■ **Your task**: Exactly as written, retype the listing below, omitting the pictures.

■ **Records to process**:
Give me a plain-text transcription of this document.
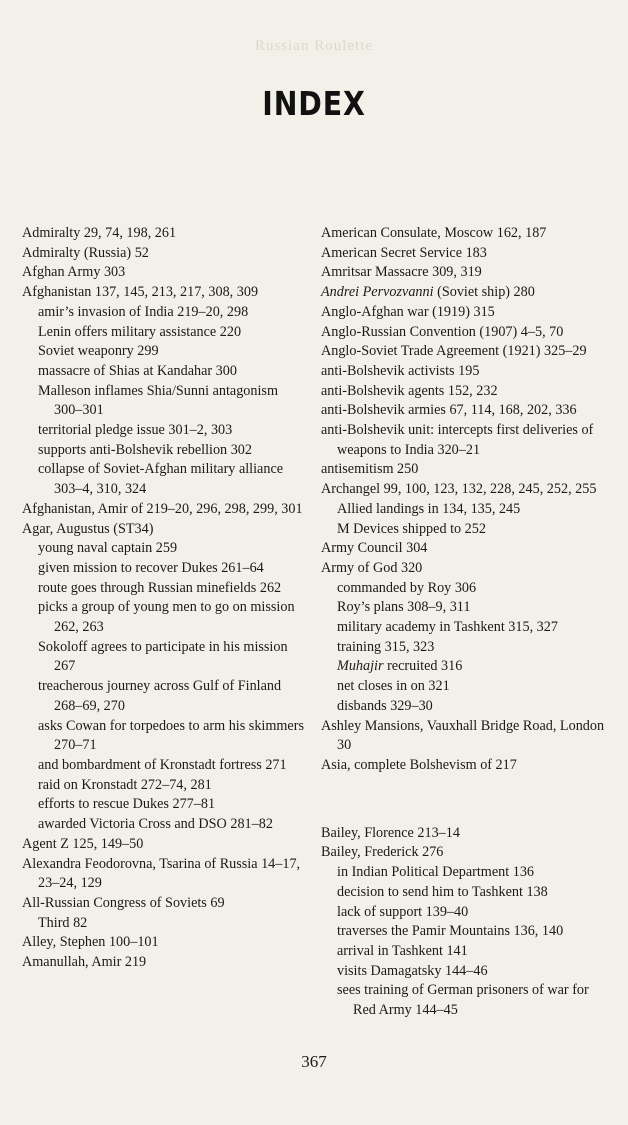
Russian Roulette
INDEX

Admiralty 29, 74, 198, 261

Admiralty (Russia) 52

Afghan Army 303

Afghanistan 137, 145, 213, 217, 308, 309

amir’s invasion of India 219–20, 298

Lenin offers military assistance 220

Soviet weaponry 299

massacre of Shias at Kandahar 300

Malleson inflames Shia/Sunni antagonism 300–301

territorial pledge issue 301–2, 303

supports anti-Bolshevik rebellion 302

collapse of Soviet-Afghan military alliance 303–4, 310, 324

Afghanistan, Amir of 219–20, 296, 298, 299, 301

Agar, Augustus (ST34)

young naval captain 259

given mission to recover Dukes 261–64

route goes through Russian minefields 262

picks a group of young men to go on mission 262, 263

Sokoloff agrees to participate in his mission 267

treacherous journey across Gulf of Finland 268–69, 270

asks Cowan for torpedoes to arm his skimmers 270–71

and bombardment of Kronstadt fortress 271

raid on Kronstadt 272–74, 281

efforts to rescue Dukes 277–81

awarded Victoria Cross and DSO 281–82

Agent Z 125, 149–50

Alexandra Feodorovna, Tsarina of Russia 14–17, 23–24, 129

All-Russian Congress of Soviets 69

Third 82

Alley, Stephen 100–101

Amanullah, Amir 219

American Consulate, Moscow 162, 187

American Secret Service 183

Amritsar Massacre 309, 319

Andrei Pervozvanni (Soviet ship) 280

Anglo-Afghan war (1919) 315

Anglo-Russian Convention (1907) 4–5, 70

Anglo-Soviet Trade Agreement (1921) 325–29

anti-Bolshevik activists 195

anti-Bolshevik agents 152, 232

anti-Bolshevik armies 67, 114, 168, 202, 336

anti-Bolshevik unit: intercepts first deliveries of weapons to India 320–21

antisemitism 250

Archangel 99, 100, 123, 132, 228, 245, 252, 255

Allied landings in 134, 135, 245

M Devices shipped to 252

Army Council 304

Army of God 320

commanded by Roy 306

Roy’s plans 308–9, 311

military academy in Tashkent 315, 327

training 315, 323

Muhajir recruited 316

net closes in on 321

disbands 329–30

Ashley Mansions, Vauxhall Bridge Road, London 30

Asia, complete Bolshevism of 217

Bailey, Florence 213–14

Bailey, Frederick 276

in Indian Political Department 136

decision to send him to Tashkent 138

lack of support 139–40

traverses the Pamir Mountains 136, 140

arrival in Tashkent 141

visits Damagatsky 144–46

sees training of German prisoners of war for Red Army 144–45

367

■ **Exercise result**:
Give me a plain-text transcription of this document.
Russian Roulette
INDEX

Admiralty 29, 74, 198, 261

Admiralty (Russia) 52

Afghan Army 303

Afghanistan 137, 145, 213, 217, 308, 309

amir’s invasion of India 219–20, 298

Lenin offers military assistance 220

Soviet weaponry 299

massacre of Shias at Kandahar 300

Malleson inflames Shia/Sunni antagonism 300–301

territorial pledge issue 301–2, 303

supports anti-Bolshevik rebellion 302

collapse of Soviet-Afghan military alliance 303–4, 310, 324

Afghanistan, Amir of 219–20, 296, 298, 299, 301

Agar, Augustus (ST34)

young naval captain 259

given mission to recover Dukes 261–64

route goes through Russian minefields 262

picks a group of young men to go on mission 262, 263

Sokoloff agrees to participate in his mission 267

treacherous journey across Gulf of Finland 268–69, 270

asks Cowan for torpedoes to arm his skimmers 270–71

and bombardment of Kronstadt fortress 271

raid on Kronstadt 272–74, 281

efforts to rescue Dukes 277–81

awarded Victoria Cross and DSO 281–82

Agent Z 125, 149–50

Alexandra Feodorovna, Tsarina of Russia 14–17, 23–24, 129

All-Russian Congress of Soviets 69

Third 82

Alley, Stephen 100–101

Amanullah, Amir 219

American Consulate, Moscow 162, 187

American Secret Service 183

Amritsar Massacre 309, 319

Andrei Pervozvanni (Soviet ship) 280

Anglo-Afghan war (1919) 315

Anglo-Russian Convention (1907) 4–5, 70

Anglo-Soviet Trade Agreement (1921) 325–29

anti-Bolshevik activists 195

anti-Bolshevik agents 152, 232

anti-Bolshevik armies 67, 114, 168, 202, 336

anti-Bolshevik unit: intercepts first deliveries of weapons to India 320–21

antisemitism 250

Archangel 99, 100, 123, 132, 228, 245, 252, 255

Allied landings in 134, 135, 245

M Devices shipped to 252

Army Council 304

Army of God 320

commanded by Roy 306

Roy’s plans 308–9, 311

military academy in Tashkent 315, 327

training 315, 323

Muhajir recruited 316

net closes in on 321

disbands 329–30

Ashley Mansions, Vauxhall Bridge Road, London 30

Asia, complete Bolshevism of 217

Bailey, Florence 213–14

Bailey, Frederick 276

in Indian Political Department 136

decision to send him to Tashkent 138

lack of support 139–40

traverses the Pamir Mountains 136, 140

arrival in Tashkent 141

visits Damagatsky 144–46

sees training of German prisoners of war for Red Army 144–45

367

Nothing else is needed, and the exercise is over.